• PROBLEM REQUIREMENTS
Output exactly the lines between the line that contains "Extract all readable text from this page." and the last line of the material, counting both.

==== DATA PROVIDED ====

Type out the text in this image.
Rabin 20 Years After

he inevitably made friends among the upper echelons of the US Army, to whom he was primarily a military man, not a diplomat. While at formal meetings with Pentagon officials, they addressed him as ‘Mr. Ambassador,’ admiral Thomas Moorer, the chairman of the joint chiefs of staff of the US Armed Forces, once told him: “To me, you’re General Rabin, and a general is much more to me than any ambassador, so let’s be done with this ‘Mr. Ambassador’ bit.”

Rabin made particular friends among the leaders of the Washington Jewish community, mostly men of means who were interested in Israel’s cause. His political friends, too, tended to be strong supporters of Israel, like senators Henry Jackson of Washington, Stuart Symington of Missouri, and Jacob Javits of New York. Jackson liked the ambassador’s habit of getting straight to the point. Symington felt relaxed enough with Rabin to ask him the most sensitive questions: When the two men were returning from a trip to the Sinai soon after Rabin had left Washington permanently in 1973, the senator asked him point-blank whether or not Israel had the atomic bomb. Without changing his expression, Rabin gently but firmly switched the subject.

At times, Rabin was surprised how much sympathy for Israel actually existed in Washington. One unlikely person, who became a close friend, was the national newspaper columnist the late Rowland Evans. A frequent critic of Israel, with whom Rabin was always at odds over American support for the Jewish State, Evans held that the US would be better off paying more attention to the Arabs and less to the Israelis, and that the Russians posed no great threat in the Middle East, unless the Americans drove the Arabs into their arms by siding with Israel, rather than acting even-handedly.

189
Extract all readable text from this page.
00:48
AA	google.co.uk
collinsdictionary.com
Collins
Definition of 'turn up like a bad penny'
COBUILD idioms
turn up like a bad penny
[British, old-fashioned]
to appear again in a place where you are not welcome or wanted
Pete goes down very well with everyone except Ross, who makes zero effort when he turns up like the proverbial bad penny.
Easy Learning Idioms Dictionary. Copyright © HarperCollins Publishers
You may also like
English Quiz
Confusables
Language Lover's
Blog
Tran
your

====

• FINISHED EXERCISE
Extract all readable text from this page.
00:48
AA	google.co.uk
collinsdictionary.com
Collins
Definition of 'turn up like a bad penny'
COBUILD idioms
turn up like a bad penny
[British, old-fashioned]
to appear again in a place where you are not welcome or wanted
Pete goes down very well with everyone except Ross, who makes zero effort when he turns up like the proverbial bad penny.
Easy Learning Idioms Dictionary. Copyright © HarperCollins Publishers
You may also like
English Quiz
Confusables
Language Lover's
Blog
Tran
your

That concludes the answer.